(Stored dataset items)
====================
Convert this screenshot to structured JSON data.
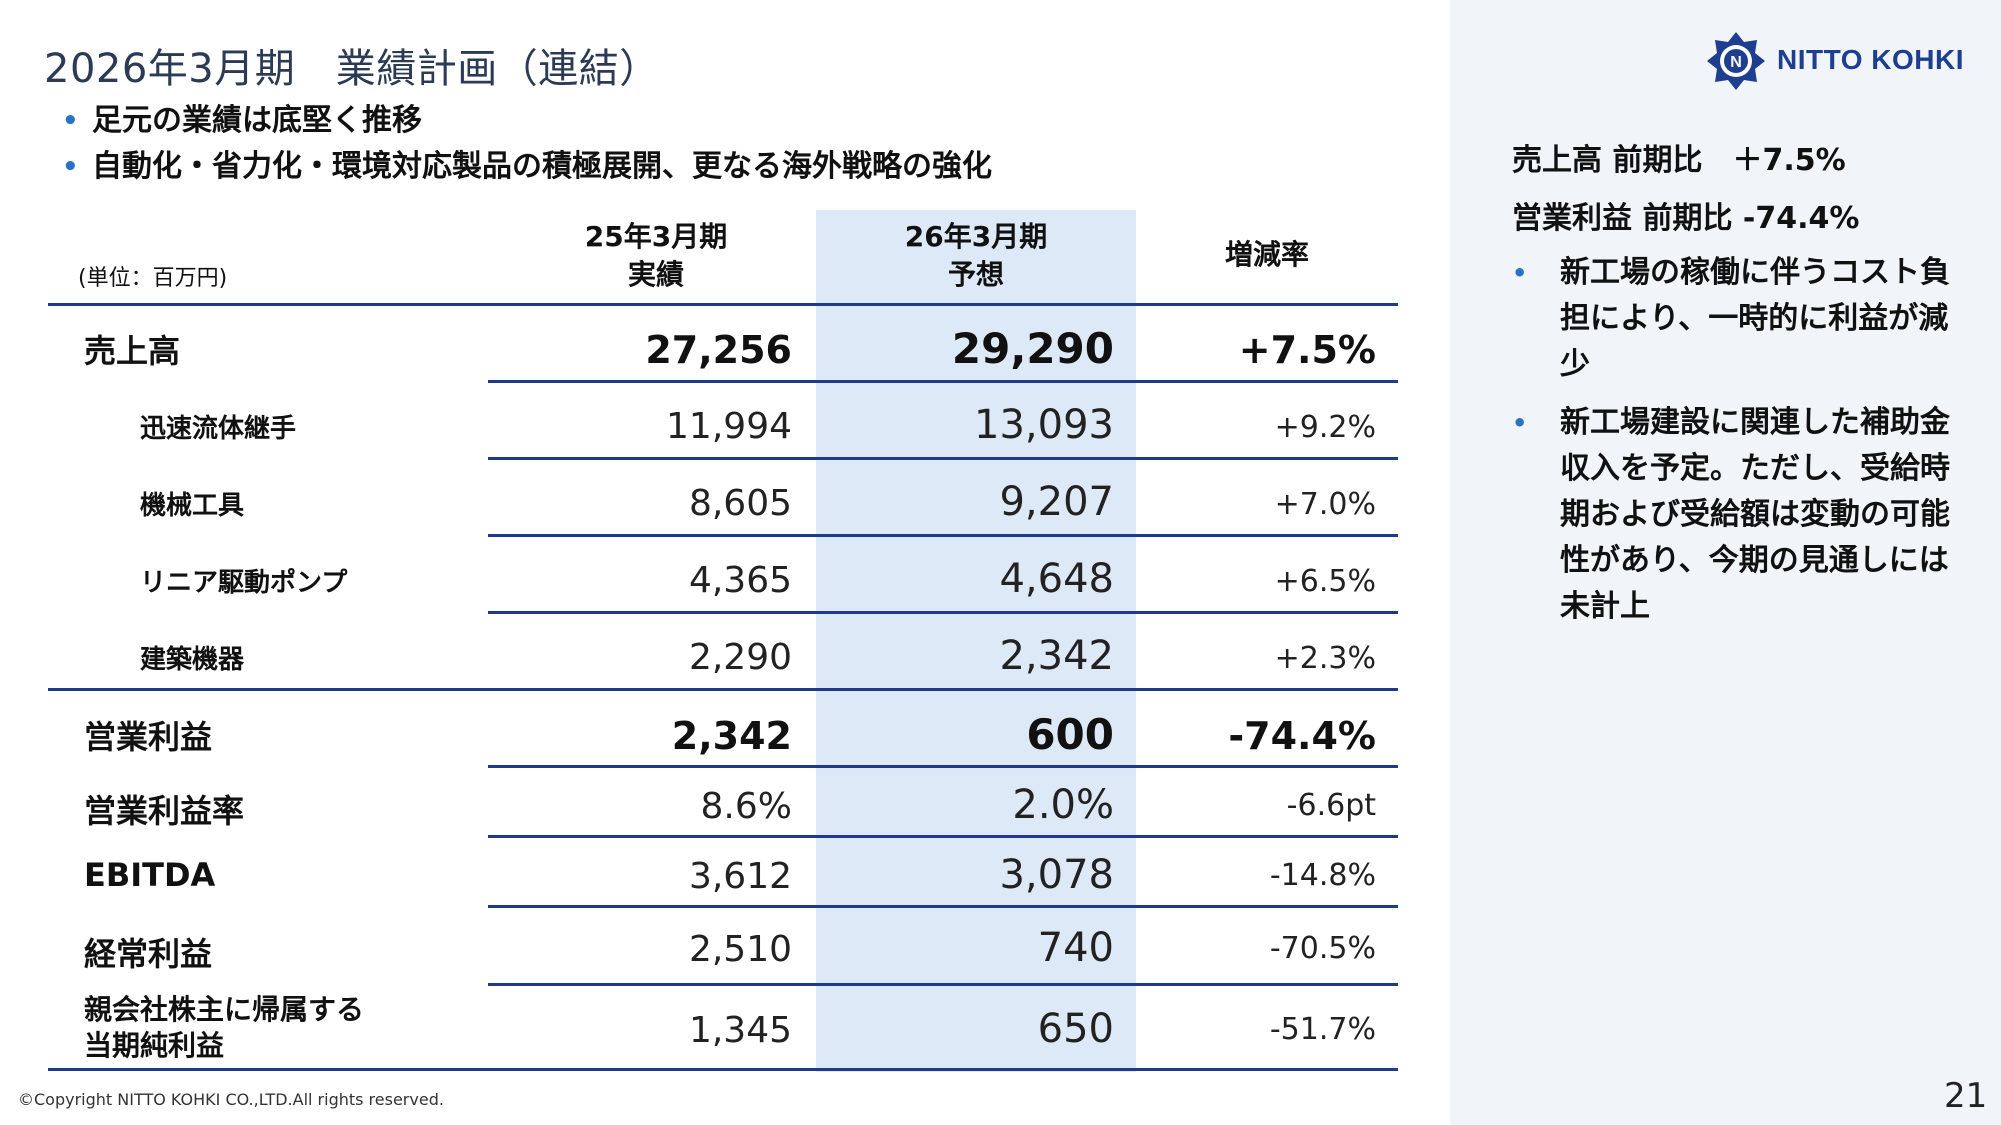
{
  "title": "2026年3月期　業績計画（連結）",
  "bullets": [
    "足元の業績は底堅く推移",
    "自動化・省力化・環境対応製品の積極展開、更なる海外戦略の強化"
  ],
  "table": {
    "unit": "(単位：百万円)",
    "col_prev": [
      "25年3月期",
      "実績"
    ],
    "col_next": [
      "26年3月期",
      "予想"
    ],
    "col_rate": "増減率",
    "rows": [
      {
        "label": "売上高",
        "prev": "27,256",
        "next": "29,290",
        "rate": "+7.5%"
      },
      {
        "label": "迅速流体継手",
        "prev": "11,994",
        "next": "13,093",
        "rate": "+9.2%"
      },
      {
        "label": "機械工具",
        "prev": "8,605",
        "next": "9,207",
        "rate": "+7.0%"
      },
      {
        "label": "リニア駆動ポンプ",
        "prev": "4,365",
        "next": "4,648",
        "rate": "+6.5%"
      },
      {
        "label": "建築機器",
        "prev": "2,290",
        "next": "2,342",
        "rate": "+2.3%"
      },
      {
        "label": "営業利益",
        "prev": "2,342",
        "next": "600",
        "rate": "-74.4%"
      },
      {
        "label": "営業利益率",
        "prev": "8.6%",
        "next": "2.0%",
        "rate": "-6.6pt"
      },
      {
        "label": "EBITDA",
        "prev": "3,612",
        "next": "3,078",
        "rate": "-14.8%"
      },
      {
        "label": "経常利益",
        "prev": "2,510",
        "next": "740",
        "rate": "-70.5%"
      },
      {
        "label": "親会社株主に帰属する\n当期純利益",
        "label_line1": "親会社株主に帰属する",
        "label_line2": "当期純利益",
        "prev": "1,345",
        "next": "650",
        "rate": "-51.7%"
      }
    ]
  },
  "logo": {
    "text": "NITTO KOHKI",
    "color": "#1e3f8f"
  },
  "summary": {
    "sales": "売上高 前期比　＋7.5%",
    "op": "営業利益 前期比  -74.4%"
  },
  "right_bullets": [
    "新工場の稼働に伴うコスト負担により、一時的に利益が減少",
    "新工場建設に関連した補助金収入を予定。ただし、受給時期および受給額は変動の可能性があり、今期の見通しには未計上"
  ],
  "copyright": "©Copyright NITTO KOHKI CO.,LTD.All rights reserved.",
  "page_number": "21",
  "colors": {
    "accent": "#2a72c4",
    "rule": "#1f3a8a",
    "highlight": "#dde9f6",
    "title": "#2b3a55"
  }
}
====================
What to do:
Set down all the data again exactly as above, pictures excluded.

Task result:
Convert this screenshot to structured JSON data.
{
  "title": "2026年3月期　業績計画（連結）",
  "bullets": [
    "足元の業績は底堅く推移",
    "自動化・省力化・環境対応製品の積極展開、更なる海外戦略の強化"
  ],
  "table": {
    "unit": "(単位：百万円)",
    "col_prev": [
      "25年3月期",
      "実績"
    ],
    "col_next": [
      "26年3月期",
      "予想"
    ],
    "col_rate": "増減率",
    "rows": [
      {
        "label": "売上高",
        "prev": "27,256",
        "next": "29,290",
        "rate": "+7.5%"
      },
      {
        "label": "迅速流体継手",
        "prev": "11,994",
        "next": "13,093",
        "rate": "+9.2%"
      },
      {
        "label": "機械工具",
        "prev": "8,605",
        "next": "9,207",
        "rate": "+7.0%"
      },
      {
        "label": "リニア駆動ポンプ",
        "prev": "4,365",
        "next": "4,648",
        "rate": "+6.5%"
      },
      {
        "label": "建築機器",
        "prev": "2,290",
        "next": "2,342",
        "rate": "+2.3%"
      },
      {
        "label": "営業利益",
        "prev": "2,342",
        "next": "600",
        "rate": "-74.4%"
      },
      {
        "label": "営業利益率",
        "prev": "8.6%",
        "next": "2.0%",
        "rate": "-6.6pt"
      },
      {
        "label": "EBITDA",
        "prev": "3,612",
        "next": "3,078",
        "rate": "-14.8%"
      },
      {
        "label": "経常利益",
        "prev": "2,510",
        "next": "740",
        "rate": "-70.5%"
      },
      {
        "label": "親会社株主に帰属する\n当期純利益",
        "label_line1": "親会社株主に帰属する",
        "label_line2": "当期純利益",
        "prev": "1,345",
        "next": "650",
        "rate": "-51.7%"
      }
    ]
  },
  "logo": {
    "text": "NITTO KOHKI",
    "color": "#1e3f8f"
  },
  "summary": {
    "sales": "売上高 前期比　＋7.5%",
    "op": "営業利益 前期比  -74.4%"
  },
  "right_bullets": [
    "新工場の稼働に伴うコスト負担により、一時的に利益が減少",
    "新工場建設に関連した補助金収入を予定。ただし、受給時期および受給額は変動の可能性があり、今期の見通しには未計上"
  ],
  "copyright": "©Copyright NITTO KOHKI CO.,LTD.All rights reserved.",
  "page_number": "21",
  "colors": {
    "accent": "#2a72c4",
    "rule": "#1f3a8a",
    "highlight": "#dde9f6",
    "title": "#2b3a55"
  }
}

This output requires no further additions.